• Short exercise
Images must not appear in your copy; reproduce every other part of the records exactly.

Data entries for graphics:
• • • •

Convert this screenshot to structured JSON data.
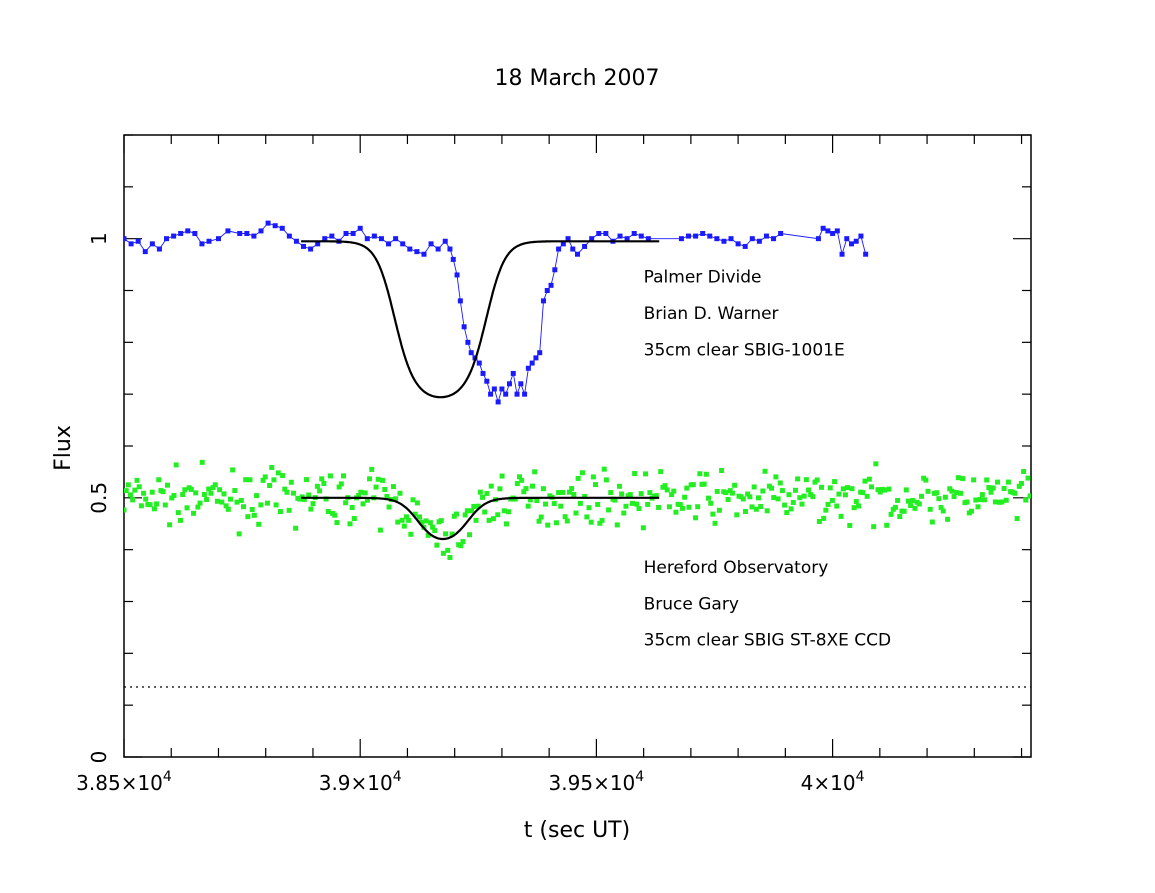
{
  "chart_data": {
    "type": "scatter",
    "title": "18 March 2007",
    "xlabel": "t (sec UT)",
    "ylabel": "Flux",
    "xlim": [
      38500,
      40420
    ],
    "ylim": [
      0,
      1.2
    ],
    "x_ticks": [
      {
        "value": 38500,
        "mantissa": "3.85",
        "exp": "4"
      },
      {
        "value": 39000,
        "mantissa": "3.9",
        "exp": "4"
      },
      {
        "value": 39500,
        "mantissa": "3.95",
        "exp": "4"
      },
      {
        "value": 40000,
        "mantissa": "4",
        "exp": "4"
      }
    ],
    "y_ticks": [
      {
        "value": 0,
        "label": "0"
      },
      {
        "value": 0.5,
        "label": "0.5"
      },
      {
        "value": 1,
        "label": "1"
      }
    ],
    "grid": false,
    "colors": {
      "series1": "#1a1aff",
      "series2": "#22ee22",
      "fit": "#000000"
    },
    "reference_line": {
      "y": 0.135,
      "style": "dotted"
    },
    "annotations": [
      {
        "text": "Palmer Divide",
        "x": 39600,
        "y": 0.915
      },
      {
        "text": "Brian D. Warner",
        "x": 39600,
        "y": 0.845
      },
      {
        "text": "35cm clear SBIG-1001E",
        "x": 39600,
        "y": 0.775
      },
      {
        "text": "Hereford Observatory",
        "x": 39600,
        "y": 0.355
      },
      {
        "text": "Bruce Gary",
        "x": 39600,
        "y": 0.285
      },
      {
        "text": "35cm clear SBIG ST-8XE CCD",
        "x": 39600,
        "y": 0.215
      }
    ],
    "series": [
      {
        "marker": "square",
        "connected": true,
        "color": "#1a1aff",
        "points": [
          [
            38500,
            1.0
          ],
          [
            38515,
            0.99
          ],
          [
            38530,
            0.995
          ],
          [
            38545,
            0.975
          ],
          [
            38560,
            0.99
          ],
          [
            38575,
            0.98
          ],
          [
            38590,
            1.0
          ],
          [
            38605,
            1.005
          ],
          [
            38620,
            1.01
          ],
          [
            38635,
            1.015
          ],
          [
            38650,
            1.01
          ],
          [
            38665,
            0.99
          ],
          [
            38680,
            0.995
          ],
          [
            38700,
            1.0
          ],
          [
            38720,
            1.015
          ],
          [
            38745,
            1.01
          ],
          [
            38760,
            1.01
          ],
          [
            38775,
            1.005
          ],
          [
            38790,
            1.015
          ],
          [
            38805,
            1.03
          ],
          [
            38820,
            1.025
          ],
          [
            38835,
            1.02
          ],
          [
            38850,
            1.005
          ],
          [
            38865,
            0.995
          ],
          [
            38880,
            0.985
          ],
          [
            38895,
            0.98
          ],
          [
            38910,
            0.99
          ],
          [
            38925,
            1.0
          ],
          [
            38940,
            1.005
          ],
          [
            38955,
            0.995
          ],
          [
            38970,
            1.01
          ],
          [
            38985,
            1.01
          ],
          [
            39000,
            1.02
          ],
          [
            39015,
            1.0
          ],
          [
            39030,
            1.005
          ],
          [
            39045,
            1.0
          ],
          [
            39060,
            0.99
          ],
          [
            39075,
            1.0
          ],
          [
            39090,
            0.99
          ],
          [
            39105,
            0.98
          ],
          [
            39120,
            0.975
          ],
          [
            39135,
            0.97
          ],
          [
            39150,
            0.99
          ],
          [
            39165,
            0.98
          ],
          [
            39180,
            0.995
          ],
          [
            39190,
            0.98
          ],
          [
            39197,
            0.96
          ],
          [
            39205,
            0.93
          ],
          [
            39212,
            0.88
          ],
          [
            39220,
            0.83
          ],
          [
            39228,
            0.8
          ],
          [
            39235,
            0.78
          ],
          [
            39243,
            0.77
          ],
          [
            39252,
            0.76
          ],
          [
            39260,
            0.74
          ],
          [
            39268,
            0.725
          ],
          [
            39276,
            0.7
          ],
          [
            39284,
            0.71
          ],
          [
            39292,
            0.685
          ],
          [
            39300,
            0.71
          ],
          [
            39308,
            0.7
          ],
          [
            39316,
            0.72
          ],
          [
            39324,
            0.74
          ],
          [
            39332,
            0.7
          ],
          [
            39340,
            0.72
          ],
          [
            39348,
            0.7
          ],
          [
            39356,
            0.75
          ],
          [
            39364,
            0.76
          ],
          [
            39372,
            0.77
          ],
          [
            39380,
            0.78
          ],
          [
            39388,
            0.88
          ],
          [
            39396,
            0.9
          ],
          [
            39404,
            0.91
          ],
          [
            39412,
            0.94
          ],
          [
            39420,
            0.98
          ],
          [
            39430,
            0.99
          ],
          [
            39440,
            1.0
          ],
          [
            39450,
            0.98
          ],
          [
            39460,
            0.97
          ],
          [
            39475,
            0.985
          ],
          [
            39490,
            1.0
          ],
          [
            39505,
            1.01
          ],
          [
            39520,
            1.01
          ],
          [
            39535,
            0.995
          ],
          [
            39550,
            1.005
          ],
          [
            39565,
            1.0
          ],
          [
            39580,
            1.01
          ],
          [
            39595,
            1.005
          ],
          [
            39610,
            1.0
          ],
          [
            39680,
            1.0
          ],
          [
            39695,
            1.005
          ],
          [
            39710,
            1.005
          ],
          [
            39725,
            1.01
          ],
          [
            39740,
            1.005
          ],
          [
            39755,
            1.0
          ],
          [
            39770,
            0.995
          ],
          [
            39785,
            1.0
          ],
          [
            39800,
            0.99
          ],
          [
            39815,
            0.985
          ],
          [
            39830,
            1.0
          ],
          [
            39845,
            0.995
          ],
          [
            39860,
            1.005
          ],
          [
            39875,
            1.0
          ],
          [
            39890,
            1.01
          ],
          [
            39970,
            1.0
          ],
          [
            39980,
            1.02
          ],
          [
            39990,
            1.015
          ],
          [
            40000,
            1.01
          ],
          [
            40010,
            1.015
          ],
          [
            40020,
            0.97
          ],
          [
            40030,
            1.0
          ],
          [
            40040,
            0.99
          ],
          [
            40050,
            0.995
          ],
          [
            40060,
            1.005
          ],
          [
            40070,
            0.97
          ]
        ]
      },
      {
        "marker": "square",
        "connected": false,
        "color": "#22ee22",
        "seed": 7,
        "noise": 0.045,
        "points": []
      }
    ],
    "fits": [
      {
        "x_range": [
          38875,
          39633
        ],
        "baseline": 0.995,
        "depth": 0.305,
        "center": 39170,
        "width": 200,
        "edge": 60,
        "color": "#000000"
      },
      {
        "x_range": [
          38875,
          39633
        ],
        "baseline": 0.5,
        "depth": 0.09,
        "center": 39175,
        "width": 110,
        "edge": 60,
        "color": "#000000"
      }
    ]
  }
}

• • • •

• Solution
Convert this screenshot to structured JSON data.
{
  "chart_data": {
    "type": "scatter",
    "title": "18 March 2007",
    "xlabel": "t (sec UT)",
    "ylabel": "Flux",
    "xlim": [
      38500,
      40420
    ],
    "ylim": [
      0,
      1.2
    ],
    "x_ticks": [
      {
        "value": 38500,
        "mantissa": "3.85",
        "exp": "4"
      },
      {
        "value": 39000,
        "mantissa": "3.9",
        "exp": "4"
      },
      {
        "value": 39500,
        "mantissa": "3.95",
        "exp": "4"
      },
      {
        "value": 40000,
        "mantissa": "4",
        "exp": "4"
      }
    ],
    "y_ticks": [
      {
        "value": 0,
        "label": "0"
      },
      {
        "value": 0.5,
        "label": "0.5"
      },
      {
        "value": 1,
        "label": "1"
      }
    ],
    "grid": false,
    "colors": {
      "series1": "#1a1aff",
      "series2": "#22ee22",
      "fit": "#000000"
    },
    "reference_line": {
      "y": 0.135,
      "style": "dotted"
    },
    "annotations": [
      {
        "text": "Palmer Divide",
        "x": 39600,
        "y": 0.915
      },
      {
        "text": "Brian D. Warner",
        "x": 39600,
        "y": 0.845
      },
      {
        "text": "35cm clear SBIG-1001E",
        "x": 39600,
        "y": 0.775
      },
      {
        "text": "Hereford Observatory",
        "x": 39600,
        "y": 0.355
      },
      {
        "text": "Bruce Gary",
        "x": 39600,
        "y": 0.285
      },
      {
        "text": "35cm clear SBIG ST-8XE CCD",
        "x": 39600,
        "y": 0.215
      }
    ],
    "series": [
      {
        "marker": "square",
        "connected": true,
        "color": "#1a1aff",
        "points": [
          [
            38500,
            1.0
          ],
          [
            38515,
            0.99
          ],
          [
            38530,
            0.995
          ],
          [
            38545,
            0.975
          ],
          [
            38560,
            0.99
          ],
          [
            38575,
            0.98
          ],
          [
            38590,
            1.0
          ],
          [
            38605,
            1.005
          ],
          [
            38620,
            1.01
          ],
          [
            38635,
            1.015
          ],
          [
            38650,
            1.01
          ],
          [
            38665,
            0.99
          ],
          [
            38680,
            0.995
          ],
          [
            38700,
            1.0
          ],
          [
            38720,
            1.015
          ],
          [
            38745,
            1.01
          ],
          [
            38760,
            1.01
          ],
          [
            38775,
            1.005
          ],
          [
            38790,
            1.015
          ],
          [
            38805,
            1.03
          ],
          [
            38820,
            1.025
          ],
          [
            38835,
            1.02
          ],
          [
            38850,
            1.005
          ],
          [
            38865,
            0.995
          ],
          [
            38880,
            0.985
          ],
          [
            38895,
            0.98
          ],
          [
            38910,
            0.99
          ],
          [
            38925,
            1.0
          ],
          [
            38940,
            1.005
          ],
          [
            38955,
            0.995
          ],
          [
            38970,
            1.01
          ],
          [
            38985,
            1.01
          ],
          [
            39000,
            1.02
          ],
          [
            39015,
            1.0
          ],
          [
            39030,
            1.005
          ],
          [
            39045,
            1.0
          ],
          [
            39060,
            0.99
          ],
          [
            39075,
            1.0
          ],
          [
            39090,
            0.99
          ],
          [
            39105,
            0.98
          ],
          [
            39120,
            0.975
          ],
          [
            39135,
            0.97
          ],
          [
            39150,
            0.99
          ],
          [
            39165,
            0.98
          ],
          [
            39180,
            0.995
          ],
          [
            39190,
            0.98
          ],
          [
            39197,
            0.96
          ],
          [
            39205,
            0.93
          ],
          [
            39212,
            0.88
          ],
          [
            39220,
            0.83
          ],
          [
            39228,
            0.8
          ],
          [
            39235,
            0.78
          ],
          [
            39243,
            0.77
          ],
          [
            39252,
            0.76
          ],
          [
            39260,
            0.74
          ],
          [
            39268,
            0.725
          ],
          [
            39276,
            0.7
          ],
          [
            39284,
            0.71
          ],
          [
            39292,
            0.685
          ],
          [
            39300,
            0.71
          ],
          [
            39308,
            0.7
          ],
          [
            39316,
            0.72
          ],
          [
            39324,
            0.74
          ],
          [
            39332,
            0.7
          ],
          [
            39340,
            0.72
          ],
          [
            39348,
            0.7
          ],
          [
            39356,
            0.75
          ],
          [
            39364,
            0.76
          ],
          [
            39372,
            0.77
          ],
          [
            39380,
            0.78
          ],
          [
            39388,
            0.88
          ],
          [
            39396,
            0.9
          ],
          [
            39404,
            0.91
          ],
          [
            39412,
            0.94
          ],
          [
            39420,
            0.98
          ],
          [
            39430,
            0.99
          ],
          [
            39440,
            1.0
          ],
          [
            39450,
            0.98
          ],
          [
            39460,
            0.97
          ],
          [
            39475,
            0.985
          ],
          [
            39490,
            1.0
          ],
          [
            39505,
            1.01
          ],
          [
            39520,
            1.01
          ],
          [
            39535,
            0.995
          ],
          [
            39550,
            1.005
          ],
          [
            39565,
            1.0
          ],
          [
            39580,
            1.01
          ],
          [
            39595,
            1.005
          ],
          [
            39610,
            1.0
          ],
          [
            39680,
            1.0
          ],
          [
            39695,
            1.005
          ],
          [
            39710,
            1.005
          ],
          [
            39725,
            1.01
          ],
          [
            39740,
            1.005
          ],
          [
            39755,
            1.0
          ],
          [
            39770,
            0.995
          ],
          [
            39785,
            1.0
          ],
          [
            39800,
            0.99
          ],
          [
            39815,
            0.985
          ],
          [
            39830,
            1.0
          ],
          [
            39845,
            0.995
          ],
          [
            39860,
            1.005
          ],
          [
            39875,
            1.0
          ],
          [
            39890,
            1.01
          ],
          [
            39970,
            1.0
          ],
          [
            39980,
            1.02
          ],
          [
            39990,
            1.015
          ],
          [
            40000,
            1.01
          ],
          [
            40010,
            1.015
          ],
          [
            40020,
            0.97
          ],
          [
            40030,
            1.0
          ],
          [
            40040,
            0.99
          ],
          [
            40050,
            0.995
          ],
          [
            40060,
            1.005
          ],
          [
            40070,
            0.97
          ]
        ]
      },
      {
        "marker": "square",
        "connected": false,
        "color": "#22ee22",
        "seed": 7,
        "noise": 0.045,
        "points": []
      }
    ],
    "fits": [
      {
        "x_range": [
          38875,
          39633
        ],
        "baseline": 0.995,
        "depth": 0.305,
        "center": 39170,
        "width": 200,
        "edge": 60,
        "color": "#000000"
      },
      {
        "x_range": [
          38875,
          39633
        ],
        "baseline": 0.5,
        "depth": 0.09,
        "center": 39175,
        "width": 110,
        "edge": 60,
        "color": "#000000"
      }
    ]
  }
}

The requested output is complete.